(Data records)
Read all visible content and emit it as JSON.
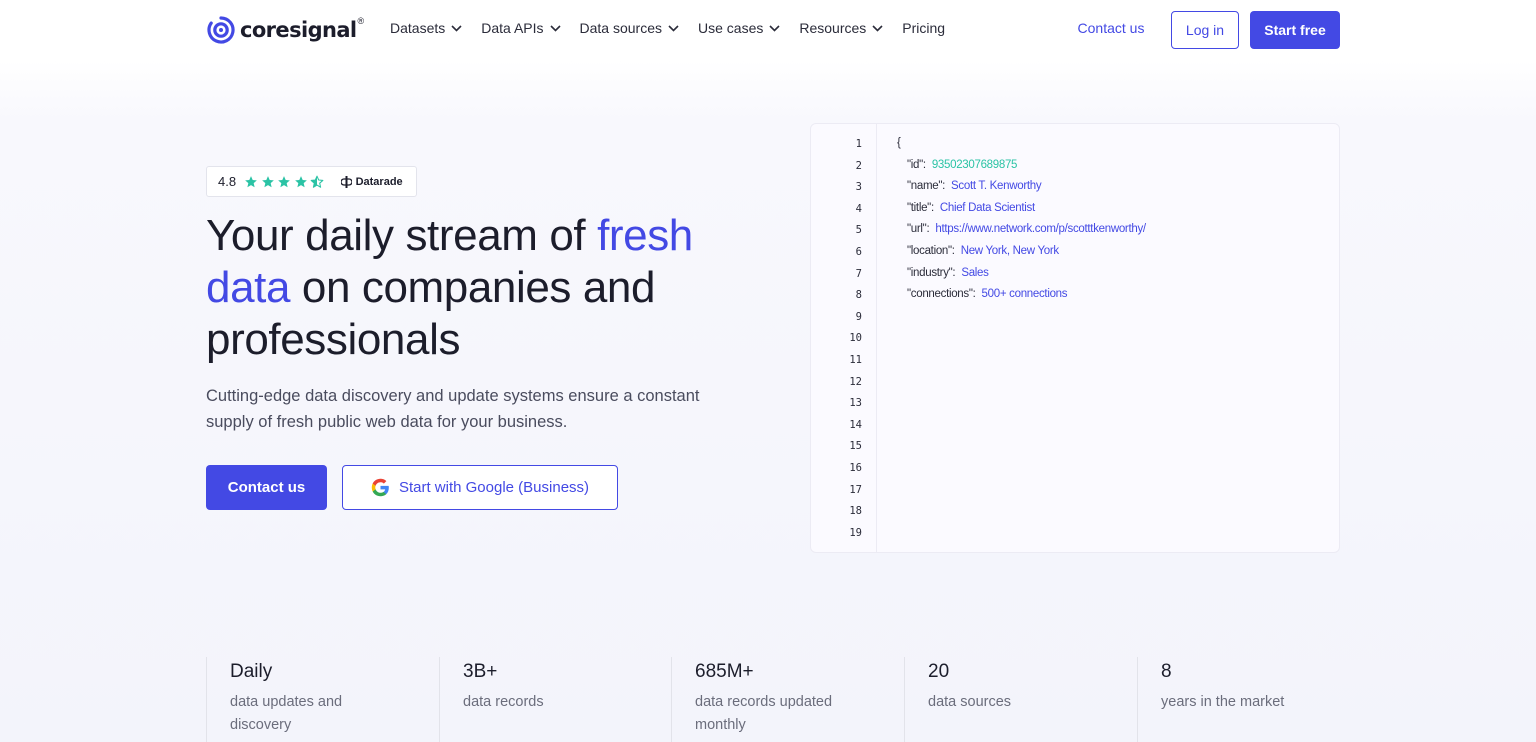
{
  "brand": {
    "name": "coresignal",
    "registered": "®",
    "accent_color": "#4349e4",
    "teal_color": "#2bc3a5"
  },
  "nav": {
    "menu": [
      {
        "label": "Datasets",
        "has_dropdown": true
      },
      {
        "label": "Data APIs",
        "has_dropdown": true
      },
      {
        "label": "Data sources",
        "has_dropdown": true
      },
      {
        "label": "Use cases",
        "has_dropdown": true
      },
      {
        "label": "Resources",
        "has_dropdown": true
      },
      {
        "label": "Pricing",
        "has_dropdown": false
      }
    ],
    "contact_label": "Contact us",
    "login_label": "Log in",
    "start_label": "Start free"
  },
  "rating": {
    "score": "4.8",
    "stars": 4.5,
    "source": "Datarade"
  },
  "hero": {
    "title_part1": "Your daily stream of ",
    "title_accent": "fresh data",
    "title_part2": " on companies and professionals",
    "subtitle": "Cutting-edge data discovery and update systems ensure a constant supply of fresh public web data for your business.",
    "contact_button": "Contact us",
    "google_button": "Start with Google (Business)"
  },
  "code_panel": {
    "line_numbers": [
      "1",
      "2",
      "3",
      "4",
      "5",
      "6",
      "7",
      "8",
      "9",
      "10",
      "11",
      "12",
      "13",
      "14",
      "15",
      "16",
      "17",
      "18",
      "19"
    ],
    "open_brace": "{",
    "fields": [
      {
        "key": "\"id\":",
        "value": "93502307689875",
        "numeric": true
      },
      {
        "key": "\"name\":",
        "value": "Scott T. Kenworthy",
        "numeric": false
      },
      {
        "key": "\"title\":",
        "value": "Chief Data Scientist",
        "numeric": false
      },
      {
        "key": "\"url\":",
        "value": "https://www.network.com/p/scotttkenworthy/",
        "numeric": false
      },
      {
        "key": "\"location\":",
        "value": "New York, New York",
        "numeric": false
      },
      {
        "key": "\"industry\":",
        "value": "Sales",
        "numeric": false
      },
      {
        "key": "\"connections\":",
        "value": "500+ connections",
        "numeric": false
      }
    ]
  },
  "stats": [
    {
      "value": "Daily",
      "label": "data updates and discovery"
    },
    {
      "value": "3B+",
      "label": "data records"
    },
    {
      "value": "685M+",
      "label": "data records updated monthly"
    },
    {
      "value": "20",
      "label": "data sources"
    },
    {
      "value": "8",
      "label": "years in the market"
    }
  ]
}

* [Task requirements]:
Reproduce every line of the material precisely, omitting its pictures.

* [Answer for the task]:
Read all visible content and emit it as JSON.
{
  "brand": {
    "name": "coresignal",
    "registered": "®",
    "accent_color": "#4349e4",
    "teal_color": "#2bc3a5"
  },
  "nav": {
    "menu": [
      {
        "label": "Datasets",
        "has_dropdown": true
      },
      {
        "label": "Data APIs",
        "has_dropdown": true
      },
      {
        "label": "Data sources",
        "has_dropdown": true
      },
      {
        "label": "Use cases",
        "has_dropdown": true
      },
      {
        "label": "Resources",
        "has_dropdown": true
      },
      {
        "label": "Pricing",
        "has_dropdown": false
      }
    ],
    "contact_label": "Contact us",
    "login_label": "Log in",
    "start_label": "Start free"
  },
  "rating": {
    "score": "4.8",
    "stars": 4.5,
    "source": "Datarade"
  },
  "hero": {
    "title_part1": "Your daily stream of ",
    "title_accent": "fresh data",
    "title_part2": " on companies and professionals",
    "subtitle": "Cutting-edge data discovery and update systems ensure a constant supply of fresh public web data for your business.",
    "contact_button": "Contact us",
    "google_button": "Start with Google (Business)"
  },
  "code_panel": {
    "line_numbers": [
      "1",
      "2",
      "3",
      "4",
      "5",
      "6",
      "7",
      "8",
      "9",
      "10",
      "11",
      "12",
      "13",
      "14",
      "15",
      "16",
      "17",
      "18",
      "19"
    ],
    "open_brace": "{",
    "fields": [
      {
        "key": "\"id\":",
        "value": "93502307689875",
        "numeric": true
      },
      {
        "key": "\"name\":",
        "value": "Scott T. Kenworthy",
        "numeric": false
      },
      {
        "key": "\"title\":",
        "value": "Chief Data Scientist",
        "numeric": false
      },
      {
        "key": "\"url\":",
        "value": "https://www.network.com/p/scotttkenworthy/",
        "numeric": false
      },
      {
        "key": "\"location\":",
        "value": "New York, New York",
        "numeric": false
      },
      {
        "key": "\"industry\":",
        "value": "Sales",
        "numeric": false
      },
      {
        "key": "\"connections\":",
        "value": "500+ connections",
        "numeric": false
      }
    ]
  },
  "stats": [
    {
      "value": "Daily",
      "label": "data updates and discovery"
    },
    {
      "value": "3B+",
      "label": "data records"
    },
    {
      "value": "685M+",
      "label": "data records updated monthly"
    },
    {
      "value": "20",
      "label": "data sources"
    },
    {
      "value": "8",
      "label": "years in the market"
    }
  ]
}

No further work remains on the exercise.